* Task data:
:::

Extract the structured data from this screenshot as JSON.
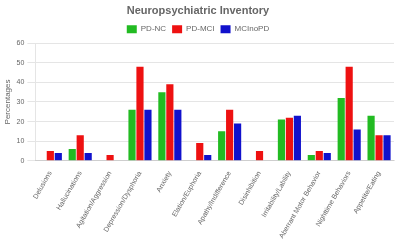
{
  "chart_data": {
    "type": "bar",
    "title": "Neuropsychiatric Inventory",
    "ylabel": "Percentages",
    "categories": [
      "Delusions",
      "Hallucinations",
      "Agitation/Aggression",
      "Depression/Dysphoria",
      "Anxiety",
      "Elation/Euphoria",
      "Apathy/Indifference",
      "Disinhibition",
      "Irritability/Lability",
      "Aberrant Motor Behavior",
      "Nighttime Behaviors",
      "Appetite/Eating"
    ],
    "series": [
      {
        "name": "PD-NC",
        "color": "#22bb22",
        "values": [
          0,
          6,
          0,
          26,
          35,
          0,
          15,
          0,
          21,
          3,
          32,
          23
        ]
      },
      {
        "name": "PD-MCI",
        "color": "#ee1111",
        "values": [
          5,
          13,
          3,
          48,
          39,
          9,
          26,
          5,
          22,
          5,
          48,
          13
        ]
      },
      {
        "name": "MCInoPD",
        "color": "#1111cc",
        "values": [
          4,
          4,
          0,
          26,
          26,
          3,
          19,
          0,
          23,
          4,
          16,
          13
        ]
      }
    ],
    "ylim": [
      0,
      60
    ],
    "yticks": [
      0,
      10,
      20,
      30,
      40,
      50,
      60
    ],
    "grid": true,
    "legend": "top"
  }
}
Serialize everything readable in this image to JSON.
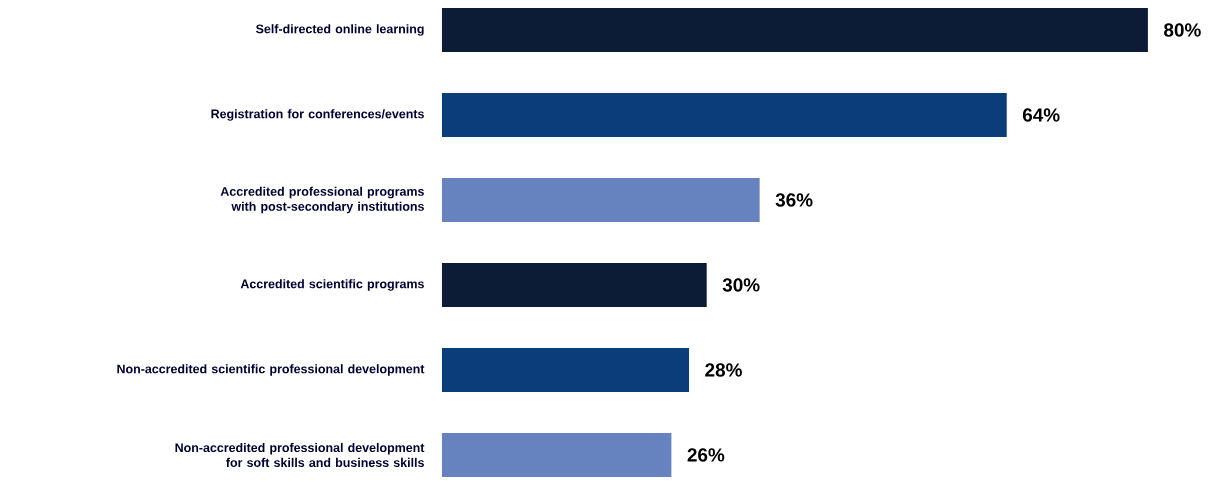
{
  "chart_data": {
    "type": "bar",
    "orientation": "horizontal",
    "categories": [
      "Self-directed online learning",
      "Registration for conferences/events",
      "Accredited professional programs with post-secondary institutions",
      "Accredited scientific programs",
      "Non-accredited scientific professional development",
      "Non-accredited professional development for soft skills and business skills"
    ],
    "values": [
      80,
      64,
      36,
      30,
      28,
      26
    ],
    "value_labels": [
      "80%",
      "64%",
      "36%",
      "30%",
      "28%",
      "26%"
    ],
    "colors": [
      "#0c1b36",
      "#0a3d7a",
      "#6683c0",
      "#0c1b36",
      "#0a3d7a",
      "#6683c0"
    ]
  }
}
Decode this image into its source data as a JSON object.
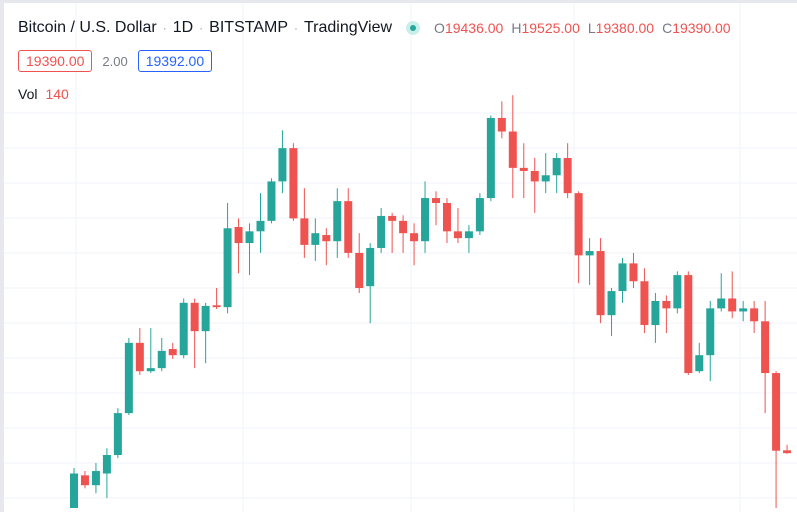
{
  "header": {
    "symbol": "Bitcoin / U.S. Dollar",
    "interval": "1D",
    "exchange": "BITSTAMP",
    "source": "TradingView",
    "ohlc": [
      {
        "key": "O",
        "value": "19436.00"
      },
      {
        "key": "H",
        "value": "19525.00"
      },
      {
        "key": "L",
        "value": "19380.00"
      },
      {
        "key": "C",
        "value": "19390.00"
      }
    ],
    "sell": "19390.00",
    "spread": "2.00",
    "buy": "19392.00",
    "volume_label": "Vol",
    "volume": "140"
  },
  "chart_data": {
    "type": "candlestick",
    "up_color": "#26a69a",
    "down_color": "#ef5350",
    "ylim": [
      18500,
      25300
    ],
    "open": [
      18500,
      19030,
      18870,
      19060,
      19360,
      20040,
      21180,
      20720,
      20770,
      21080,
      20980,
      21830,
      21370,
      21790,
      21760,
      23060,
      22800,
      22990,
      23160,
      23800,
      24340,
      23200,
      22770,
      22930,
      22830,
      23480,
      22640,
      22100,
      22720,
      23240,
      23160,
      22960,
      22830,
      23530,
      23450,
      22990,
      22880,
      22990,
      23530,
      24830,
      24610,
      24020,
      23970,
      23800,
      23900,
      24180,
      23610,
      22600,
      22670,
      21630,
      22020,
      22470,
      22180,
      21470,
      21860,
      21740,
      22280,
      20720,
      20980,
      21740,
      21900,
      21690,
      21740,
      21530,
      20690,
      19436
    ],
    "high": [
      19150,
      19100,
      19230,
      19470,
      20120,
      21260,
      21420,
      21420,
      21260,
      21180,
      21900,
      21900,
      21830,
      22070,
      23450,
      23200,
      23120,
      23610,
      23850,
      24630,
      24420,
      23690,
      23200,
      23040,
      23690,
      23690,
      22960,
      22800,
      23370,
      23290,
      23250,
      23120,
      23800,
      23640,
      23530,
      23370,
      23090,
      23610,
      24870,
      25100,
      25200,
      24420,
      24180,
      24260,
      24260,
      24420,
      23640,
      22880,
      22880,
      22070,
      22560,
      22640,
      22390,
      21990,
      21950,
      22340,
      22340,
      21180,
      21860,
      22310,
      22340,
      21860,
      21860,
      21860,
      20720,
      19525
    ],
    "low": [
      18500,
      18820,
      18740,
      18660,
      19310,
      20010,
      20660,
      20690,
      20720,
      20920,
      20930,
      20770,
      20850,
      21730,
      21660,
      22310,
      22280,
      22640,
      23120,
      23610,
      23160,
      22560,
      22510,
      22440,
      22560,
      22560,
      21990,
      21500,
      22640,
      22640,
      22640,
      22440,
      22640,
      23090,
      22800,
      22800,
      22640,
      22930,
      23480,
      24500,
      23530,
      23530,
      23290,
      23610,
      23610,
      23530,
      22150,
      22120,
      21500,
      21290,
      21830,
      22070,
      21340,
      21180,
      21340,
      21660,
      20660,
      20690,
      20560,
      21690,
      21580,
      21530,
      21340,
      20040,
      18500,
      19380
    ],
    "close": [
      19060,
      18870,
      19100,
      19360,
      20040,
      21180,
      20720,
      20770,
      21050,
      20980,
      21830,
      21370,
      21780,
      21760,
      23040,
      22800,
      22990,
      23160,
      23800,
      24340,
      23200,
      22770,
      22960,
      22830,
      23480,
      22640,
      22070,
      22720,
      23240,
      23160,
      22960,
      22830,
      23530,
      23450,
      22990,
      22880,
      22990,
      23530,
      24830,
      24610,
      24020,
      23970,
      23800,
      23900,
      24180,
      23610,
      22600,
      22670,
      21630,
      22020,
      22470,
      22180,
      21470,
      21860,
      21740,
      22280,
      20690,
      20980,
      21740,
      21900,
      21690,
      21740,
      21530,
      20690,
      19430,
      19390
    ]
  }
}
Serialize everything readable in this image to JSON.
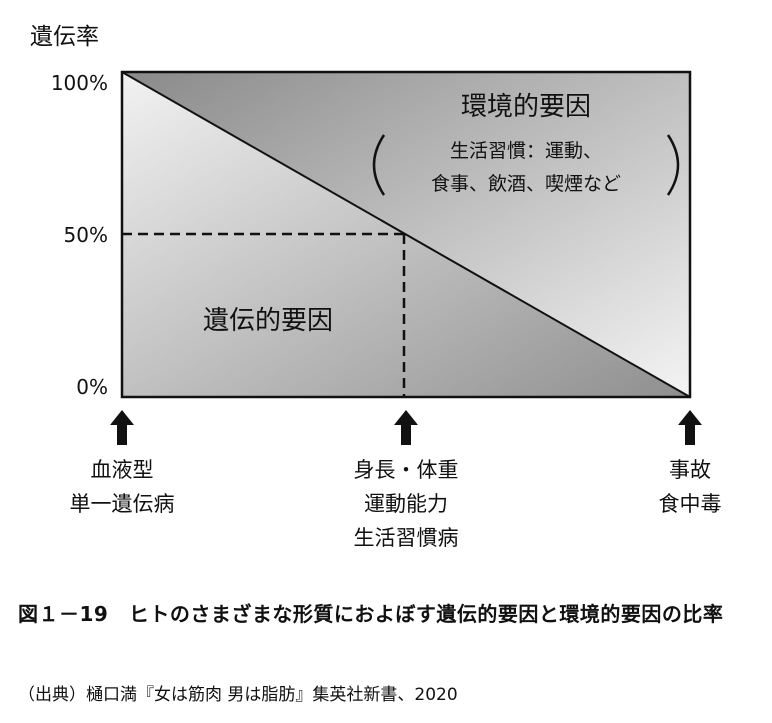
{
  "chart_data": {
    "type": "area",
    "ylabel": "遺伝率",
    "y_ticks": [
      "100%",
      "50%",
      "0%"
    ],
    "ylim": [
      0,
      100
    ],
    "x": [
      0,
      50,
      100
    ],
    "series": [
      {
        "name": "遺伝的要因",
        "values": [
          100,
          50,
          0
        ]
      },
      {
        "name": "環境的要因",
        "values": [
          0,
          50,
          100
        ]
      }
    ],
    "reference": {
      "x": 50,
      "y": 50,
      "style": "dashed"
    },
    "regions": {
      "environment": {
        "title": "環境的要因",
        "detail_line1": "生活習慣：運動、",
        "detail_line2": "食事、飲酒、喫煙など"
      },
      "genetic": {
        "title": "遺伝的要因"
      }
    },
    "x_annotations": [
      {
        "x": 0,
        "lines": [
          "血液型",
          "単一遺伝病"
        ]
      },
      {
        "x": 50,
        "lines": [
          "身長・体重",
          "運動能力",
          "生活習慣病"
        ]
      },
      {
        "x": 100,
        "lines": [
          "事故",
          "食中毒"
        ]
      }
    ],
    "colors": {
      "fill_dark": "#8f8f8f",
      "fill_light": "#f2f2f2",
      "frame": "#111111"
    }
  },
  "caption": {
    "title": "図１－19　ヒトのさまざまな形質におよぼす遺伝的要因と環境的要因の比率",
    "source": "（出典）樋口満『女は筋肉 男は脂肪』集英社新書、2020"
  }
}
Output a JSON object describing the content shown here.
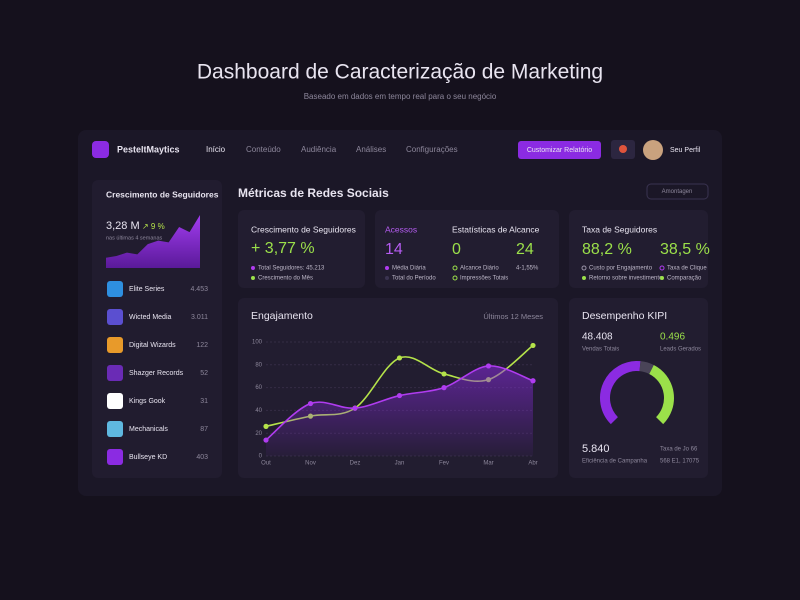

:::

Omit the pictures. Output every record above word for word.

* Full answer:
Extract the structured data from this screenshot as JSON.
{
  "chart_data": {
    "type": "bar",
    "title": "Neuropsychiatric Inventory",
    "ylabel": "Percentages",
    "categories": [
      "Delusions",
      "Hallucinations",
      "Agitation/Aggression",
      "Depression/Dysphoria",
      "Anxiety",
      "Elation/Euphoria",
      "Apathy/Indifference",
      "Disinhibition",
      "Irritability/Lability",
      "Aberrant Motor Behavior",
      "Nighttime Behaviors",
      "Appetite/Eating"
    ],
    "series": [
      {
        "name": "PD-NC",
        "color": "#22bb22",
        "values": [
          0,
          6,
          0,
          26,
          35,
          0,
          15,
          0,
          21,
          3,
          32,
          23
        ]
      },
      {
        "name": "PD-MCI",
        "color": "#ee1111",
        "values": [
          5,
          13,
          3,
          48,
          39,
          9,
          26,
          5,
          22,
          5,
          48,
          13
        ]
      },
      {
        "name": "MCInoPD",
        "color": "#1111cc",
        "values": [
          4,
          4,
          0,
          26,
          26,
          3,
          19,
          0,
          23,
          4,
          16,
          13
        ]
      }
    ],
    "ylim": [
      0,
      60
    ],
    "yticks": [
      0,
      10,
      20,
      30,
      40,
      50,
      60
    ],
    "grid": true,
    "legend": "top"
  }
}
Serialize everything readable in this image to JSON.
{
  "chart_data": {
    "type": "bar",
    "orientation": "horizontal",
    "categories": [
      "Self-directed online learning",
      "Registration for conferences/events",
      "Accredited professional programs with post-secondary institutions",
      "Accredited scientific programs",
      "Non-accredited scientific professional development",
      "Non-accredited professional development for soft skills and business skills"
    ],
    "values": [
      80,
      64,
      36,
      30,
      28,
      26
    ],
    "value_labels": [
      "80%",
      "64%",
      "36%",
      "30%",
      "28%",
      "26%"
    ],
    "colors": [
      "#0c1b36",
      "#0a3d7a",
      "#6683c0",
      "#0c1b36",
      "#0a3d7a",
      "#6683c0"
    ]
  }
}
Decode this image into its source data as a JSON object.
{
  "header": {
    "symbol": "Bitcoin / U.S. Dollar",
    "interval": "1D",
    "exchange": "BITSTAMP",
    "source": "TradingView",
    "ohlc": [
      {
        "key": "O",
        "value": "19436.00"
      },
      {
        "key": "H",
        "value": "19525.00"
      },
      {
        "key": "L",
        "value": "19380.00"
      },
      {
        "key": "C",
        "value": "19390.00"
      }
    ],
    "sell": "19390.00",
    "spread": "2.00",
    "buy": "19392.00",
    "volume_label": "Vol",
    "volume": "140"
  },
  "chart_data": {
    "type": "candlestick",
    "up_color": "#26a69a",
    "down_color": "#ef5350",
    "ylim": [
      18500,
      25300
    ],
    "open": [
      18500,
      19030,
      18870,
      19060,
      19360,
      20040,
      21180,
      20720,
      20770,
      21080,
      20980,
      21830,
      21370,
      21790,
      21760,
      23060,
      22800,
      22990,
      23160,
      23800,
      24340,
      23200,
      22770,
      22930,
      22830,
      23480,
      22640,
      22100,
      22720,
      23240,
      23160,
      22960,
      22830,
      23530,
      23450,
      22990,
      22880,
      22990,
      23530,
      24830,
      24610,
      24020,
      23970,
      23800,
      23900,
      24180,
      23610,
      22600,
      22670,
      21630,
      22020,
      22470,
      22180,
      21470,
      21860,
      21740,
      22280,
      20720,
      20980,
      21740,
      21900,
      21690,
      21740,
      21530,
      20690,
      19436
    ],
    "high": [
      19150,
      19100,
      19230,
      19470,
      20120,
      21260,
      21420,
      21420,
      21260,
      21180,
      21900,
      21900,
      21830,
      22070,
      23450,
      23200,
      23120,
      23610,
      23850,
      24630,
      24420,
      23690,
      23200,
      23040,
      23690,
      23690,
      22960,
      22800,
      23370,
      23290,
      23250,
      23120,
      23800,
      23640,
      23530,
      23370,
      23090,
      23610,
      24870,
      25100,
      25200,
      24420,
      24180,
      24260,
      24260,
      24420,
      23640,
      22880,
      22880,
      22070,
      22560,
      22640,
      22390,
      21990,
      21950,
      22340,
      22340,
      21180,
      21860,
      22310,
      22340,
      21860,
      21860,
      21860,
      20720,
      19525
    ],
    "low": [
      18500,
      18820,
      18740,
      18660,
      19310,
      20010,
      20660,
      20690,
      20720,
      20920,
      20930,
      20770,
      20850,
      21730,
      21660,
      22310,
      22280,
      22640,
      23120,
      23610,
      23160,
      22560,
      22510,
      22440,
      22560,
      22560,
      21990,
      21500,
      22640,
      22640,
      22640,
      22440,
      22640,
      23090,
      22800,
      22800,
      22640,
      22930,
      23480,
      24500,
      23530,
      23530,
      23290,
      23610,
      23610,
      23530,
      22150,
      22120,
      21500,
      21290,
      21830,
      22070,
      21340,
      21180,
      21340,
      21660,
      20660,
      20690,
      20560,
      21690,
      21580,
      21530,
      21340,
      20040,
      18500,
      19380
    ],
    "close": [
      19060,
      18870,
      19100,
      19360,
      20040,
      21180,
      20720,
      20770,
      21050,
      20980,
      21830,
      21370,
      21780,
      21760,
      23040,
      22800,
      22990,
      23160,
      23800,
      24340,
      23200,
      22770,
      22960,
      22830,
      23480,
      22640,
      22070,
      22720,
      23240,
      23160,
      22960,
      22830,
      23530,
      23450,
      22990,
      22880,
      22990,
      23530,
      24830,
      24610,
      24020,
      23970,
      23800,
      23900,
      24180,
      23610,
      22600,
      22670,
      21630,
      22020,
      22470,
      22180,
      21470,
      21860,
      21740,
      22280,
      20690,
      20980,
      21740,
      21900,
      21690,
      21740,
      21530,
      20690,
      19430,
      19390
    ]
  }
}
Serialize everything readable in this image to JSON.
{
  "chart_data": {
    "type": "area",
    "ylabel": "遺伝率",
    "y_ticks": [
      "100%",
      "50%",
      "0%"
    ],
    "ylim": [
      0,
      100
    ],
    "x": [
      0,
      50,
      100
    ],
    "series": [
      {
        "name": "遺伝的要因",
        "values": [
          100,
          50,
          0
        ]
      },
      {
        "name": "環境的要因",
        "values": [
          0,
          50,
          100
        ]
      }
    ],
    "reference": {
      "x": 50,
      "y": 50,
      "style": "dashed"
    },
    "regions": {
      "environment": {
        "title": "環境的要因",
        "detail_line1": "生活習慣：運動、",
        "detail_line2": "食事、飲酒、喫煙など"
      },
      "genetic": {
        "title": "遺伝的要因"
      }
    },
    "x_annotations": [
      {
        "x": 0,
        "lines": [
          "血液型",
          "単一遺伝病"
        ]
      },
      {
        "x": 50,
        "lines": [
          "身長・体重",
          "運動能力",
          "生活習慣病"
        ]
      },
      {
        "x": 100,
        "lines": [
          "事故",
          "食中毒"
        ]
      }
    ],
    "colors": {
      "fill_dark": "#8f8f8f",
      "fill_light": "#f2f2f2",
      "frame": "#111111"
    }
  },
  "caption": {
    "title": "図１－19　ヒトのさまざまな形質におよぼす遺伝的要因と環境的要因の比率",
    "source": "（出典）樋口満『女は筋肉 男は脂肪』集英社新書、2020"
  }
}
Output a JSON object describing the content shown here.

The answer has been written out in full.